> _Provided information_

::::

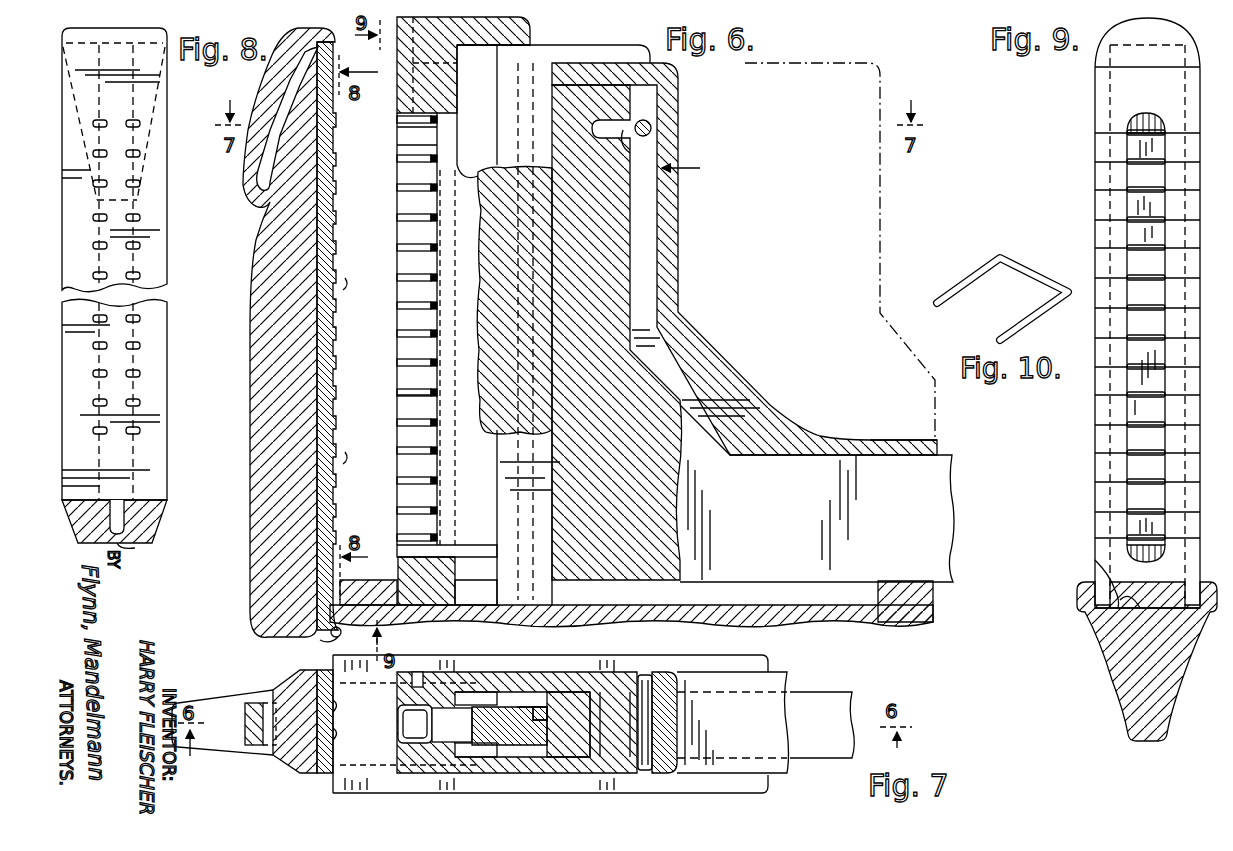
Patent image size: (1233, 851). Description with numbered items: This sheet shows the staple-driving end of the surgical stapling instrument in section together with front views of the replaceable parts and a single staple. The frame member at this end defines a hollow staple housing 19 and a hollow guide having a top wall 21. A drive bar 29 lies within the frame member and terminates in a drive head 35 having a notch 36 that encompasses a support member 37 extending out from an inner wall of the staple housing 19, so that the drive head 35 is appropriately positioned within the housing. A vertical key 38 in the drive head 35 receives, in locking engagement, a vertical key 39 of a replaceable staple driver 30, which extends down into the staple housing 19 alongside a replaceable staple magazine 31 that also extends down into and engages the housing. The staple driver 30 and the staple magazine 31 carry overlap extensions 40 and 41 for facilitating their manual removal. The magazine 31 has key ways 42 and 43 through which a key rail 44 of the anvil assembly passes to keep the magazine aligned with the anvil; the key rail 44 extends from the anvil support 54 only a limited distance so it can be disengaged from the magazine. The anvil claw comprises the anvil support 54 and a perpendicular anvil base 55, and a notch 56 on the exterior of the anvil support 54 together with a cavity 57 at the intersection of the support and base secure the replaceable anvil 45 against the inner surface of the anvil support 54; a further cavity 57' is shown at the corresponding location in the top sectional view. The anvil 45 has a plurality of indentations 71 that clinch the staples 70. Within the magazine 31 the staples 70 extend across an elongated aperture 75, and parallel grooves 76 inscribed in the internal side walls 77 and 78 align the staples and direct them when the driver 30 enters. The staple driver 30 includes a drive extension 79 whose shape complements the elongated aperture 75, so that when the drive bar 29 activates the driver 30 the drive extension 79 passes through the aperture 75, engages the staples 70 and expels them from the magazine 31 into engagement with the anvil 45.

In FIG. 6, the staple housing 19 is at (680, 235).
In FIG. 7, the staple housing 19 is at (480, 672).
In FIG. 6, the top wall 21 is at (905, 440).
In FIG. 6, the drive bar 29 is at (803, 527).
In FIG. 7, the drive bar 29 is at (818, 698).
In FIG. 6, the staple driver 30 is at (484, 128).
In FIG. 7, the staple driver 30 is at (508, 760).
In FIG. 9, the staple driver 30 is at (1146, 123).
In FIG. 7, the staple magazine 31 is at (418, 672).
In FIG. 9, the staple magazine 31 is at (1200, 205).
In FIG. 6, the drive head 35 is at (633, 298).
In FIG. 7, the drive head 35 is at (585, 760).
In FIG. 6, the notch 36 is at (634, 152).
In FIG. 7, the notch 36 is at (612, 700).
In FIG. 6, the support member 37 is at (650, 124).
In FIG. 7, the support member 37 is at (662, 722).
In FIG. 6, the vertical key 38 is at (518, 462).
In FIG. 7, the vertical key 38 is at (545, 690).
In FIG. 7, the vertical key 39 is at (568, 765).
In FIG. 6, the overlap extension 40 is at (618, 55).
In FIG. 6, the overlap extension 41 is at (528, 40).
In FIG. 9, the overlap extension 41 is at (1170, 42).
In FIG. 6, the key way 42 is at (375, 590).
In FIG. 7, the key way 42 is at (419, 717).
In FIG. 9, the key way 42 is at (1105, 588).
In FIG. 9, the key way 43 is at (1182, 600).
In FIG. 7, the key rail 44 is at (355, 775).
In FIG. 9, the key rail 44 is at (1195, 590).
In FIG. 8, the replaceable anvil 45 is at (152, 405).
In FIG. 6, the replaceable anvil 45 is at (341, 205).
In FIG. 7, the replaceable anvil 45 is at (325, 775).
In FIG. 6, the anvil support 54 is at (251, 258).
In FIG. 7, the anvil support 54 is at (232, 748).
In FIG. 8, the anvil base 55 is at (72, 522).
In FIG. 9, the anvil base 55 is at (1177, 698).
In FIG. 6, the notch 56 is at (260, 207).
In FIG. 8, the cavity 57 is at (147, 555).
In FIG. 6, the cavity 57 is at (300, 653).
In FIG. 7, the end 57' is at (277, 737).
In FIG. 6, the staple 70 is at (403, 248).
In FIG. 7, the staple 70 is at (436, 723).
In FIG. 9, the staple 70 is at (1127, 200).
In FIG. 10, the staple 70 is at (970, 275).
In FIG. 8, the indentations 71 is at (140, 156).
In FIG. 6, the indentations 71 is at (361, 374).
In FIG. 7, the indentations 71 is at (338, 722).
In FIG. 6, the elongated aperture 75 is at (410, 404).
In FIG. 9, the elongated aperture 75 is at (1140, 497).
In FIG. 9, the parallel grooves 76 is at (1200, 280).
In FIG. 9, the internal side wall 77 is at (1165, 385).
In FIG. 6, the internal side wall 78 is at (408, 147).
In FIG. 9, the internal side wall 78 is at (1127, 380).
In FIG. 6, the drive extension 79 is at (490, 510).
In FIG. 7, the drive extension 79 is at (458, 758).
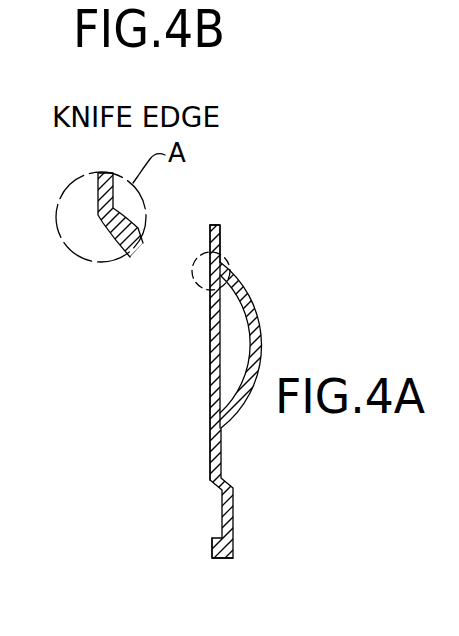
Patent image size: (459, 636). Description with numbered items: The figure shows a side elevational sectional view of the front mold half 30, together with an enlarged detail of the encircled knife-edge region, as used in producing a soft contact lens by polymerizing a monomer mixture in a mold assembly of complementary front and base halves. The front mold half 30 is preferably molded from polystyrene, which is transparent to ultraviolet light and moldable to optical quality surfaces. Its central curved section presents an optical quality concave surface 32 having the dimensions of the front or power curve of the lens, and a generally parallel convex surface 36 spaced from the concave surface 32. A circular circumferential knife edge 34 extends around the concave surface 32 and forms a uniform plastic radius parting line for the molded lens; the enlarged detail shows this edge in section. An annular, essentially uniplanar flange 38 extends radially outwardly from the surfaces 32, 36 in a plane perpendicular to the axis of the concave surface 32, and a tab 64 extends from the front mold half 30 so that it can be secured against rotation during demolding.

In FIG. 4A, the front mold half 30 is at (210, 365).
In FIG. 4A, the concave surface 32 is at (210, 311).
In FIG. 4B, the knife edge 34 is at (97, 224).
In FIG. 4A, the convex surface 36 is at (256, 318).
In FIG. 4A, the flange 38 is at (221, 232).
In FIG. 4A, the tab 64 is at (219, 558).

::::

> _Exercise goal_
Render every line of the records above as a JSON list of strings, one string per line, omitting blank lines. Leave the pictures out of the answer.

> _Response_
[
  "Patent image size: (1233, 851). Description with numbered items: This sheet shows the staple-driving end of the surgical stapling instrument in section together with front views of the replaceable parts and a single staple. The frame member at this end defines a hollow staple housing 19 and a hollow guide having a top wall 21. A drive bar 29 lies within the frame member and terminates in a drive head 35 having a notch 36 that encompasses a support member 37 extending out from an inner wall of the staple housing 19, so that the drive head 35 is appropriately positioned within the housing. A vertical key 38 in the drive head 35 receives, in locking engagement, a vertical key 39 of a replaceable staple driver 30, which extends down into the staple housing 19 alongside a replaceable staple magazine 31 that also extends down into and engages the housing. The staple driver 30 and the staple magazine 31 carry overlap extensions 40 and 41 for facilitating their manual removal. The magazine 31 has key ways 42 and 43 through which a key rail 44 of the anvil assembly passes to keep the magazine aligned with the anvil; the key rail 44 extends from the anvil support 54 only a limited distance so it can be disengaged from the magazine. The anvil claw comprises the anvil support 54 and a perpendicular anvil base 55, and a notch 56 on the exterior of the anvil support 54 together with a cavity 57 at the intersection of the support and base secure the replaceable anvil 45 against the inner surface of the anvil support 54; a further cavity 57' is shown at the corresponding location in the top sectional view. The anvil 45 has a plurality of indentations 71 that clinch the staples 70. Within the magazine 31 the staples 70 extend across an elongated aperture 75, and parallel grooves 76 inscribed in the internal side walls 77 and 78 align the staples and direct them when the driver 30 enters. The staple driver 30 includes a drive extension 79 whose shape complements the elongated aperture 75, so that when the drive bar 29 activates the driver 30 the drive extension 79 passes through the aperture 75, engages the staples 70 and expels them from the magazine 31 into engagement with the anvil 45.",
  "In FIG. 6, the staple housing 19 is at (680, 235).",
  "In FIG. 7, the staple housing 19 is at (480, 672).",
  "In FIG. 6, the top wall 21 is at (905, 440).",
  "In FIG. 6, the drive bar 29 is at (803, 527).",
  "In FIG. 7, the drive bar 29 is at (818, 698).",
  "In FIG. 6, the staple driver 30 is at (484, 128).",
  "In FIG. 7, the staple driver 30 is at (508, 760).",
  "In FIG. 9, the staple driver 30 is at (1146, 123).",
  "In FIG. 7, the staple magazine 31 is at (418, 672).",
  "In FIG. 9, the staple magazine 31 is at (1200, 205).",
  "In FIG. 6, the drive head 35 is at (633, 298).",
  "In FIG. 7, the drive head 35 is at (585, 760).",
  "In FIG. 6, the notch 36 is at (634, 152).",
  "In FIG. 7, the notch 36 is at (612, 700).",
  "In FIG. 6, the support member 37 is at (650, 124).",
  "In FIG. 7, the support member 37 is at (662, 722).",
  "In FIG. 6, the vertical key 38 is at (518, 462).",
  "In FIG. 7, the vertical key 38 is at (545, 690).",
  "In FIG. 7, the vertical key 39 is at (568, 765).",
  "In FIG. 6, the overlap extension 40 is at (618, 55).",
  "In FIG. 6, the overlap extension 41 is at (528, 40).",
  "In FIG. 9, the overlap extension 41 is at (1170, 42).",
  "In FIG. 6, the key way 42 is at (375, 590).",
  "In FIG. 7, the key way 42 is at (419, 717).",
  "In FIG. 9, the key way 42 is at (1105, 588).",
  "In FIG. 9, the key way 43 is at (1182, 600).",
  "In FIG. 7, the key rail 44 is at (355, 775).",
  "In FIG. 9, the key rail 44 is at (1195, 590).",
  "In FIG. 8, the replaceable anvil 45 is at (152, 405).",
  "In FIG. 6, the replaceable anvil 45 is at (341, 205).",
  "In FIG. 7, the replaceable anvil 45 is at (325, 775).",
  "In FIG. 6, the anvil support 54 is at (251, 258).",
  "In FIG. 7, the anvil support 54 is at (232, 748).",
  "In FIG. 8, the anvil base 55 is at (72, 522).",
  "In FIG. 9, the anvil base 55 is at (1177, 698).",
  "In FIG. 6, the notch 56 is at (260, 207).",
  "In FIG. 8, the cavity 57 is at (147, 555).",
  "In FIG. 6, the cavity 57 is at (300, 653).",
  "In FIG. 7, the end 57' is at (277, 737).",
  "In FIG. 6, the staple 70 is at (403, 248).",
  "In FIG. 7, the staple 70 is at (436, 723).",
  "In FIG. 9, the staple 70 is at (1127, 200).",
  "In FIG. 10, the staple 70 is at (970, 275).",
  "In FIG. 8, the indentations 71 is at (140, 156).",
  "In FIG. 6, the indentations 71 is at (361, 374).",
  "In FIG. 7, the indentations 71 is at (338, 722).",
  "In FIG. 6, the elongated aperture 75 is at (410, 404).",
  "In FIG. 9, the elongated aperture 75 is at (1140, 497).",
  "In FIG. 9, the parallel grooves 76 is at (1200, 280).",
  "In FIG. 9, the internal side wall 77 is at (1165, 385).",
  "In FIG. 6, the internal side wall 78 is at (408, 147).",
  "In FIG. 9, the internal side wall 78 is at (1127, 380).",
  "In FIG. 6, the drive extension 79 is at (490, 510).",
  "In FIG. 7, the drive extension 79 is at (458, 758).",
  "Patent image size: (459, 636). Description with numbered items: The figure shows a side elevational sectional view of the front mold half 30, together with an enlarged detail of the encircled knife-edge region, as used in producing a soft contact lens by polymerizing a monomer mixture in a mold assembly of complementary front and base halves. The front mold half 30 is preferably molded from polystyrene, which is transparent to ultraviolet light and moldable to optical quality surfaces. Its central curved section presents an optical quality concave surface 32 having the dimensions of the front or power curve of the lens, and a generally parallel convex surface 36 spaced from the concave surface 32. A circular circumferential knife edge 34 extends around the concave surface 32 and forms a uniform plastic radius parting line for the molded lens; the enlarged detail shows this edge in section. An annular, essentially uniplanar flange 38 extends radially outwardly from the surfaces 32, 36 in a plane perpendicular to the axis of the concave surface 32, and a tab 64 extends from the front mold half 30 so that it can be secured against rotation during demolding.",
  "In FIG. 4A, the front mold half 30 is at (210, 365).",
  "In FIG. 4A, the concave surface 32 is at (210, 311).",
  "In FIG. 4B, the knife edge 34 is at (97, 224).",
  "In FIG. 4A, the convex surface 36 is at (256, 318).",
  "In FIG. 4A, the flange 38 is at (221, 232).",
  "In FIG. 4A, the tab 64 is at (219, 558)."
]